Exercise brief
Report how many lines contain the word "object", with no other text.

Provided information

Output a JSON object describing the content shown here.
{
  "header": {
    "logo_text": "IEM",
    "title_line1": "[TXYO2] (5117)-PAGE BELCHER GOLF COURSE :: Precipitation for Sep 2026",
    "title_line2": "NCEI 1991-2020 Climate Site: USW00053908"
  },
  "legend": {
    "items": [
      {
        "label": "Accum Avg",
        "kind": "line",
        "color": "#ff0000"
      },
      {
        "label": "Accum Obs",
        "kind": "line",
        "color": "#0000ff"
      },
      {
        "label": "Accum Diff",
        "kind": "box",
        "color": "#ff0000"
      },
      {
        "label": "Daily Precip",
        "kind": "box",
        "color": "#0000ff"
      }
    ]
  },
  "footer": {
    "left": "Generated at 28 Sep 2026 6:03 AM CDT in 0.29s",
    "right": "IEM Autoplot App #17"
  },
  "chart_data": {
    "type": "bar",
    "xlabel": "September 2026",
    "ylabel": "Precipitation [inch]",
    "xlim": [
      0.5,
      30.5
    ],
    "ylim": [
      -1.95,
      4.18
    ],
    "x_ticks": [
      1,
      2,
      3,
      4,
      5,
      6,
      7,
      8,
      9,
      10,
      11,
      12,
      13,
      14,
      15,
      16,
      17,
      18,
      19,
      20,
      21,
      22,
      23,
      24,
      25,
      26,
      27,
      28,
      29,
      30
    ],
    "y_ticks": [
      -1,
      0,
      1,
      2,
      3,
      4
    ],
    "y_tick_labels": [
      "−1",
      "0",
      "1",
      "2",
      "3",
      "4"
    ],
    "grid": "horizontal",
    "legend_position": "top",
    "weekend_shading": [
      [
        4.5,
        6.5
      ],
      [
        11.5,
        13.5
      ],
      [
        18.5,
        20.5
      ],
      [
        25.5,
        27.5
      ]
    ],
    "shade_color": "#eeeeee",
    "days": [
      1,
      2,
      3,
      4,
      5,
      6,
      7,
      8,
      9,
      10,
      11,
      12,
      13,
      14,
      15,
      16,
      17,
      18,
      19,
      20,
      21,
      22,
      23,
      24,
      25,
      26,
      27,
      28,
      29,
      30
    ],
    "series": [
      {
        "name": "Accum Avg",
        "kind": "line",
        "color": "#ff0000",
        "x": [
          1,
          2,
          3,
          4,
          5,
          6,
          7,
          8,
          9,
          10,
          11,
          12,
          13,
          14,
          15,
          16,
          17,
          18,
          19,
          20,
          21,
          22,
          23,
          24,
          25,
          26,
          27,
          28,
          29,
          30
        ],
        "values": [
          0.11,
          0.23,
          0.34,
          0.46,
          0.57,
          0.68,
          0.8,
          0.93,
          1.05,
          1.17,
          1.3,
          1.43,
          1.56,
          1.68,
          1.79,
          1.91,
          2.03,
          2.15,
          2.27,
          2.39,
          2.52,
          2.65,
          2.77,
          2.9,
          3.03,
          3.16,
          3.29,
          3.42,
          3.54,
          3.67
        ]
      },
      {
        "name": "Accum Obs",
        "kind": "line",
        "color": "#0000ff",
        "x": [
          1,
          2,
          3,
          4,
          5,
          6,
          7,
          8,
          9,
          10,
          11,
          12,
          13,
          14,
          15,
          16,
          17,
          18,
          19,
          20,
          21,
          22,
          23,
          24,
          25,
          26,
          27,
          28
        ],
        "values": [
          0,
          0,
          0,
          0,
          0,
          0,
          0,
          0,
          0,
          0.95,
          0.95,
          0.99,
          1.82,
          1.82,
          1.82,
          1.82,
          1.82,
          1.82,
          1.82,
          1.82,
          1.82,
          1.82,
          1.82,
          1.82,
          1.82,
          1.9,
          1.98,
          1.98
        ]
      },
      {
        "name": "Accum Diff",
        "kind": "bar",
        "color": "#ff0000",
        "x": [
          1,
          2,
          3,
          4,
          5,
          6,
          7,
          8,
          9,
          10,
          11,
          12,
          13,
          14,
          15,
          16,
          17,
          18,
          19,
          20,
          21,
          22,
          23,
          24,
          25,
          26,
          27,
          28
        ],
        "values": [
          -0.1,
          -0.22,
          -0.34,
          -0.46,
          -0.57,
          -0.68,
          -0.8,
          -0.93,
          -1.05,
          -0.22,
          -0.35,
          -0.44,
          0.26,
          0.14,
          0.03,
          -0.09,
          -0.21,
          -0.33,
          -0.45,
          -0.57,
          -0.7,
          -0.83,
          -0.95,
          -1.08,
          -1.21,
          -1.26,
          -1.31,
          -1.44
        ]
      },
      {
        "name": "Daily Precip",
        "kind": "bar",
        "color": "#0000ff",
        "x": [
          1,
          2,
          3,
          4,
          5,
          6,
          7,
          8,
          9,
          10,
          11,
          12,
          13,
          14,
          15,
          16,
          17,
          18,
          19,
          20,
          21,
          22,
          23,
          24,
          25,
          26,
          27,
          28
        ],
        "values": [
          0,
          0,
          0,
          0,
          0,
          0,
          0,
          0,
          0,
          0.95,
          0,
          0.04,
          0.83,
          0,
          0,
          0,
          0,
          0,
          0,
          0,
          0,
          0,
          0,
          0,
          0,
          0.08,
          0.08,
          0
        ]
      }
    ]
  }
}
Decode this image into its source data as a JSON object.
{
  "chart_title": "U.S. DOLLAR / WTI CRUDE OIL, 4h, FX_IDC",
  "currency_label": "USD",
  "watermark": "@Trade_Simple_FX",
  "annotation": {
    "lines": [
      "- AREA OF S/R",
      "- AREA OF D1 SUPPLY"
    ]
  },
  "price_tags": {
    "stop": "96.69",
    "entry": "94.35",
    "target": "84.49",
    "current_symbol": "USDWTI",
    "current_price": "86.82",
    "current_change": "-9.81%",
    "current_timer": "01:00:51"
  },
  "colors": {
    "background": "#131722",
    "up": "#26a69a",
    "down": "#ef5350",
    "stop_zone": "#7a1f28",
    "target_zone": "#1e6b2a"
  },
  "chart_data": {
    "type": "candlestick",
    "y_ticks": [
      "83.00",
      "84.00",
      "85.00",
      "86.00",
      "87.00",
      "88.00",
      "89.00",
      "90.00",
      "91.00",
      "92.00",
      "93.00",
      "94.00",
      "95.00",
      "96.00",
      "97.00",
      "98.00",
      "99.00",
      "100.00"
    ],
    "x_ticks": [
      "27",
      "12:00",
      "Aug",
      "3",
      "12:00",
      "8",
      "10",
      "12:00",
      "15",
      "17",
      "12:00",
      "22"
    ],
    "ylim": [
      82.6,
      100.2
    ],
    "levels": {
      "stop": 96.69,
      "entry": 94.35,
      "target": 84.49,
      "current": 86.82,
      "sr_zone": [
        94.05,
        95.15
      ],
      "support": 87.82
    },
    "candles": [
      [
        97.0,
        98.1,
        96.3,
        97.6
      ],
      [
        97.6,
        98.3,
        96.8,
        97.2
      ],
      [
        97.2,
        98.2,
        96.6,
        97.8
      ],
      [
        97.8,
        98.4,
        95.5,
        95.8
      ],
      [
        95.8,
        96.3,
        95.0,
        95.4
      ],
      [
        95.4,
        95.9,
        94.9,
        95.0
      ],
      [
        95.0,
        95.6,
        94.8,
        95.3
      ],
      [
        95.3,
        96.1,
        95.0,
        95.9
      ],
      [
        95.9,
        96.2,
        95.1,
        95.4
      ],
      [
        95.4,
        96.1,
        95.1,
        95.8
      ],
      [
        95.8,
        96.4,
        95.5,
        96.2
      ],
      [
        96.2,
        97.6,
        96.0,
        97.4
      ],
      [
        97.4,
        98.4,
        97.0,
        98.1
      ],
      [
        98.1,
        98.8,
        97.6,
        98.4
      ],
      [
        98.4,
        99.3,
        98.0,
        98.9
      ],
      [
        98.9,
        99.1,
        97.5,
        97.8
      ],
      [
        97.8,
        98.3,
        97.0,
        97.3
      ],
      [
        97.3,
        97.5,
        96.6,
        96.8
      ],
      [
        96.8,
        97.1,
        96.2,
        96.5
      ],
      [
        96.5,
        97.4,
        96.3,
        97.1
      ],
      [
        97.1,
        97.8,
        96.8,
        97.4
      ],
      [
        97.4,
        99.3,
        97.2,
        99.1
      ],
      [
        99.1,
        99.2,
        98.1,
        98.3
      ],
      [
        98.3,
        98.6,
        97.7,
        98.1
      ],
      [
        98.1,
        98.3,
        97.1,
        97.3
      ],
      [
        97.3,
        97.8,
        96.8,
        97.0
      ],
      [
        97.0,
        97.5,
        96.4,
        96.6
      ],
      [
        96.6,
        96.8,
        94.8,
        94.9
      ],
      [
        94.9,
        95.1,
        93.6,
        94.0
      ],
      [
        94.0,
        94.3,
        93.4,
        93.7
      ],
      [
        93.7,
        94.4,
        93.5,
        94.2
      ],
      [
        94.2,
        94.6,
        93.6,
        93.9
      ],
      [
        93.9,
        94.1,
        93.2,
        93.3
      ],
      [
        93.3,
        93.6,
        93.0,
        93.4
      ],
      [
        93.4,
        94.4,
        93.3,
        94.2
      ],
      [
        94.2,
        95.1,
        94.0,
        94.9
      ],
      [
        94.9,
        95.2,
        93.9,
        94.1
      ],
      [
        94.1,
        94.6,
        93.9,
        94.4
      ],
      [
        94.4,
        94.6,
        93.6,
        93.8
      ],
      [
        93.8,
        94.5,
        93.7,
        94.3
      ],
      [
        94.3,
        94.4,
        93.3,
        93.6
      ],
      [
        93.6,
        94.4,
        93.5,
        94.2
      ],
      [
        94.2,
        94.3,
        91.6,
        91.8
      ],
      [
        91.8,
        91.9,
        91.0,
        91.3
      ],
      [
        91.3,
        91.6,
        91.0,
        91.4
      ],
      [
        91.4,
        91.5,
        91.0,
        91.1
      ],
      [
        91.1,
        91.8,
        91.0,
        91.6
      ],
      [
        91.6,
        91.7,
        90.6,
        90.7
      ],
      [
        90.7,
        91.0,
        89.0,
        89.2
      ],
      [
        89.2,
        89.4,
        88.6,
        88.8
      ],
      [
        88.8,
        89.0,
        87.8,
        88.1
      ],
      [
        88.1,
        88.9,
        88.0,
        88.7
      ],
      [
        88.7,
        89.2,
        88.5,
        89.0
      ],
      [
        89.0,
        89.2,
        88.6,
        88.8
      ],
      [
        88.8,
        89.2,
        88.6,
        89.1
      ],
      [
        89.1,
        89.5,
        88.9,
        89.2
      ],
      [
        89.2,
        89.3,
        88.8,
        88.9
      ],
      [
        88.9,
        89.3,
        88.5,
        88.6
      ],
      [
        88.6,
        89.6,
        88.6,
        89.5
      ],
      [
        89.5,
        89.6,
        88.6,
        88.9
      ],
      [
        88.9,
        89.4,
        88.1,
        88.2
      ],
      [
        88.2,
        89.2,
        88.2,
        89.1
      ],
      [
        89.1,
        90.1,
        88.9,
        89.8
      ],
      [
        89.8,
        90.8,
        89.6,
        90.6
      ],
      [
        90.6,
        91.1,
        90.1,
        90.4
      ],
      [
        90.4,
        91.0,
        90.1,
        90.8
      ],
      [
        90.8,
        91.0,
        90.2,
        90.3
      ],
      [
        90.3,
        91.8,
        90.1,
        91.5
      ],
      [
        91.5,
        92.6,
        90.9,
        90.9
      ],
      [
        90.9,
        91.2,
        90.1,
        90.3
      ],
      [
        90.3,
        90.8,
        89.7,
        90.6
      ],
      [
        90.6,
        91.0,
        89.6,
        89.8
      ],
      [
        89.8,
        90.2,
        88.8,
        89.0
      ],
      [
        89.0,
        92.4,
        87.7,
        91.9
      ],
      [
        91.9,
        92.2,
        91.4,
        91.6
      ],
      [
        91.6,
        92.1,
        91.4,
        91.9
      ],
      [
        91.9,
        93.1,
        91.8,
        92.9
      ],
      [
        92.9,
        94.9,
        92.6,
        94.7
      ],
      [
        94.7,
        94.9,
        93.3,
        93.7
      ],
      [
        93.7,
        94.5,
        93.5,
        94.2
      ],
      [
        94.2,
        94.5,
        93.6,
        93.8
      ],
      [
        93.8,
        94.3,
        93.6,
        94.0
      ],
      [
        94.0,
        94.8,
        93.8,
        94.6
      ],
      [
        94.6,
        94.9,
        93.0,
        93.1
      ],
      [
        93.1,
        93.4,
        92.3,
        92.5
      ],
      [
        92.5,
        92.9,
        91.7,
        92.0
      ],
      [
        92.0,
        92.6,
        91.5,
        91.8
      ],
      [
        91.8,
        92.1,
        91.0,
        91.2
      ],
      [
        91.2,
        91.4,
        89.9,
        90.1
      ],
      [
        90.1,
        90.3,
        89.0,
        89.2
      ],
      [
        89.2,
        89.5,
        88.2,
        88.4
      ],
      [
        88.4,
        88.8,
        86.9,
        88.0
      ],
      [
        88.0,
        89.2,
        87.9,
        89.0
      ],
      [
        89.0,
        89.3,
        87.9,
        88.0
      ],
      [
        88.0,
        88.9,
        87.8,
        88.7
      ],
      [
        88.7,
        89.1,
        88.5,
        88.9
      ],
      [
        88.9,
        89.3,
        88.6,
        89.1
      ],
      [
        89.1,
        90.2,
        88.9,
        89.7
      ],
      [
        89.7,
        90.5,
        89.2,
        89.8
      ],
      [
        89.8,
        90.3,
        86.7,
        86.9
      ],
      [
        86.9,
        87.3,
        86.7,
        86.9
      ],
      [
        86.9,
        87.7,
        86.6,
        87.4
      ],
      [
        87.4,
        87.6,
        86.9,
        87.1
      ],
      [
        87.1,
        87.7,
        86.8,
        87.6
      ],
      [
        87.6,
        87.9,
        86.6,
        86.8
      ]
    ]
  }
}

Result of this exercise
2